DATA FOR PROCESSING »
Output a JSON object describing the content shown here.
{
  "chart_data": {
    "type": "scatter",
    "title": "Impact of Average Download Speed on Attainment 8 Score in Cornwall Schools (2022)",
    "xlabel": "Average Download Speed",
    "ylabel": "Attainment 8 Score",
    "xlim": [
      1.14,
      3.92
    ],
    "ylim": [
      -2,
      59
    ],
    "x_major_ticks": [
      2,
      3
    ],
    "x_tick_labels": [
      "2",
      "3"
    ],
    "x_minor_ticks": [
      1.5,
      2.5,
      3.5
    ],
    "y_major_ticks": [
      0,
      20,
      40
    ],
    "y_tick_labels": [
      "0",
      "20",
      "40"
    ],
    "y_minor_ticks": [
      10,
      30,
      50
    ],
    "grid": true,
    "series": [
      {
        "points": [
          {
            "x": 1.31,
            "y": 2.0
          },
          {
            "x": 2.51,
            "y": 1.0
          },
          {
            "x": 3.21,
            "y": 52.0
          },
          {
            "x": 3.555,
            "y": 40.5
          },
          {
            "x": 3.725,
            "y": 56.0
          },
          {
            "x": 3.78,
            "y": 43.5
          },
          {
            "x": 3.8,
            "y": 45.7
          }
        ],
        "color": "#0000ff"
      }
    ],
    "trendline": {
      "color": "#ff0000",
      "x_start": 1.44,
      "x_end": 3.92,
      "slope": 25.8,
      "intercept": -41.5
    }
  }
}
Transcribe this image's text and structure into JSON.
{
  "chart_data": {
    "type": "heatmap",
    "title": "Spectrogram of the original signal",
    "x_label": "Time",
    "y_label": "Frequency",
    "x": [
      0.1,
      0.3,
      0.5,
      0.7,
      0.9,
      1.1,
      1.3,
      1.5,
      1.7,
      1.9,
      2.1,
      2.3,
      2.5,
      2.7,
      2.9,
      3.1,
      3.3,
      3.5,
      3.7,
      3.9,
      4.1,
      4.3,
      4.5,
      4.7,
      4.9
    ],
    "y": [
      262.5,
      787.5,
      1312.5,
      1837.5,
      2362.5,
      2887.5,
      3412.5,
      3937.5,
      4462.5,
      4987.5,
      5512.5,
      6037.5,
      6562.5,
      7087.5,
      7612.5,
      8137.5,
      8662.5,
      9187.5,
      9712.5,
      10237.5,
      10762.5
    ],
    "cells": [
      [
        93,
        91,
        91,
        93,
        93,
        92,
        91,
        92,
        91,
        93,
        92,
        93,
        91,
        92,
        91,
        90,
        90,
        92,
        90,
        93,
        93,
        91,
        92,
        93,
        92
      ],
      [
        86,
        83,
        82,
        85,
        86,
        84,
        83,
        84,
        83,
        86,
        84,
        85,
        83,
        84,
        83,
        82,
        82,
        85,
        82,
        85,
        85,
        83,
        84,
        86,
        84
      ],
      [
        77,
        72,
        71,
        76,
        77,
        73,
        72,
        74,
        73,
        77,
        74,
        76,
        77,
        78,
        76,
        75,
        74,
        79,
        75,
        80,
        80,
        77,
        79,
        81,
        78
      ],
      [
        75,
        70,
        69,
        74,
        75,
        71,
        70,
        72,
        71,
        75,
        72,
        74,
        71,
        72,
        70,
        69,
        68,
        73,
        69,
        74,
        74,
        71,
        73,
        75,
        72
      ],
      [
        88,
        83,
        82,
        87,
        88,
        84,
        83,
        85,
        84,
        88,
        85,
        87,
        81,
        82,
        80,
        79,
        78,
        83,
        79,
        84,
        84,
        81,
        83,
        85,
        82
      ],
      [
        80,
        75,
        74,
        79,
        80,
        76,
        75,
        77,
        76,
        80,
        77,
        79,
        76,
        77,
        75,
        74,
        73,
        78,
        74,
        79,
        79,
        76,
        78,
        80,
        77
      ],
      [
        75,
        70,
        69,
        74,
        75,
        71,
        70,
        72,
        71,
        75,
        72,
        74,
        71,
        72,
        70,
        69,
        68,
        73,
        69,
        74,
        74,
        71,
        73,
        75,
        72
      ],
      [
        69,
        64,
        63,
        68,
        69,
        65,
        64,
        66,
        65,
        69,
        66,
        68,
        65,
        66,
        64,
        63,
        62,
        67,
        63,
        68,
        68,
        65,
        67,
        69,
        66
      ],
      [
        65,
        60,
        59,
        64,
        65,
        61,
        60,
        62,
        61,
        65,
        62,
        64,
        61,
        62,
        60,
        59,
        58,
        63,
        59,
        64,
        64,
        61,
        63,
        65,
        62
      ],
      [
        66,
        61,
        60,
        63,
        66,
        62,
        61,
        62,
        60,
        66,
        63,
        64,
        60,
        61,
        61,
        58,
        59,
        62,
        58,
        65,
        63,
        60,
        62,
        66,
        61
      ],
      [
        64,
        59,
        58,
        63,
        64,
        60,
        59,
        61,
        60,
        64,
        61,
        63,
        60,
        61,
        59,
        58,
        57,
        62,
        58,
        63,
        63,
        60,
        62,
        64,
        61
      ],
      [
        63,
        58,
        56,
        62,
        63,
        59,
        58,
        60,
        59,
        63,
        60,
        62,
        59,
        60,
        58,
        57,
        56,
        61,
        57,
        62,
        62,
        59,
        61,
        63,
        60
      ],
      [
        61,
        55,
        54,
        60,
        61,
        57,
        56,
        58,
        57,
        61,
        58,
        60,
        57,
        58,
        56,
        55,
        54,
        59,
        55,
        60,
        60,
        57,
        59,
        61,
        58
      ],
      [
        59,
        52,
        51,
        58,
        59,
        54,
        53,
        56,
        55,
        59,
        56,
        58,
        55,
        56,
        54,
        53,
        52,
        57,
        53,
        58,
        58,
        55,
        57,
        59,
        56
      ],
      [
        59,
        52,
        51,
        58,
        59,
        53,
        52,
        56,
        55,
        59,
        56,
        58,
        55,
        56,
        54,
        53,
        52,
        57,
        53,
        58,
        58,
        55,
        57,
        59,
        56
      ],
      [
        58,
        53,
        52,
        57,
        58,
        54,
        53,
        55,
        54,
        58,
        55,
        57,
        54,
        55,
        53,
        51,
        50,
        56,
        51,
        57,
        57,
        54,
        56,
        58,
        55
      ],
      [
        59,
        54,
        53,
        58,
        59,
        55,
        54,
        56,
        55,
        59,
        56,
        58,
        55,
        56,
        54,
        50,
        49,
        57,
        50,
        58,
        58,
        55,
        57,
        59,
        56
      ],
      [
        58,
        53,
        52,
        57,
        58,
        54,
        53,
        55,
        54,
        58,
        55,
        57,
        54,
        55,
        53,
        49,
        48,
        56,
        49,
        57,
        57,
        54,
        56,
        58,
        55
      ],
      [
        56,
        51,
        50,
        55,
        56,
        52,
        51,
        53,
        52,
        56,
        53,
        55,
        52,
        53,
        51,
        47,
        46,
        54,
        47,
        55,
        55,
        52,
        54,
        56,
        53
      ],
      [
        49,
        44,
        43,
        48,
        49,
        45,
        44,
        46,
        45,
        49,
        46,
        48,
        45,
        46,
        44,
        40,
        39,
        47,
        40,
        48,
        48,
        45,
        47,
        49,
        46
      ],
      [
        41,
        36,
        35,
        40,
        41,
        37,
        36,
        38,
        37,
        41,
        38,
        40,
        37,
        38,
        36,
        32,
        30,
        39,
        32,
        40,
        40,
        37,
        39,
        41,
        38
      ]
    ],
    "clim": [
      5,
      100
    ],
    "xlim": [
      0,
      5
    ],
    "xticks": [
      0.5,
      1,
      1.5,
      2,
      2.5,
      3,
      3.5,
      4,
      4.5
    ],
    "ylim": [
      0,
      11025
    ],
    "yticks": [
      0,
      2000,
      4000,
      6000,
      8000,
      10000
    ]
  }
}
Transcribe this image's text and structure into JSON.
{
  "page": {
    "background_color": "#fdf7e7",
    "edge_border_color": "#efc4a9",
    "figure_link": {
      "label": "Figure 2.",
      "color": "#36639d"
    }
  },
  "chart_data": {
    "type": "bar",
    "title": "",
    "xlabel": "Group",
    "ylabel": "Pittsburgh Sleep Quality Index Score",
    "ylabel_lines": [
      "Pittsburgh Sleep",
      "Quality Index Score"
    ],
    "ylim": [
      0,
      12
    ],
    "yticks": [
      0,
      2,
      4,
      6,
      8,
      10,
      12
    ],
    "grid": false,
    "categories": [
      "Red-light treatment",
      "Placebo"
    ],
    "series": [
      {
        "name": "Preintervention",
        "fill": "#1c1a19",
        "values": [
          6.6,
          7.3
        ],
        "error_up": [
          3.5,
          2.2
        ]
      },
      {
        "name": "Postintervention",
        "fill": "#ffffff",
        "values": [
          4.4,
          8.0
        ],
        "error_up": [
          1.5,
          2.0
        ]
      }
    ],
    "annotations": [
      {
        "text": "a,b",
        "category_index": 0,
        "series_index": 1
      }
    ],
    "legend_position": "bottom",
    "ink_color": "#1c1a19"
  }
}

PROBLEM STATEMENT » Show all lines from the records above where the word "Quality" occurs.

SOLUTION BELOW »
    "ylabel": "Pittsburgh Sleep Quality Index Score",
      "Quality Index Score"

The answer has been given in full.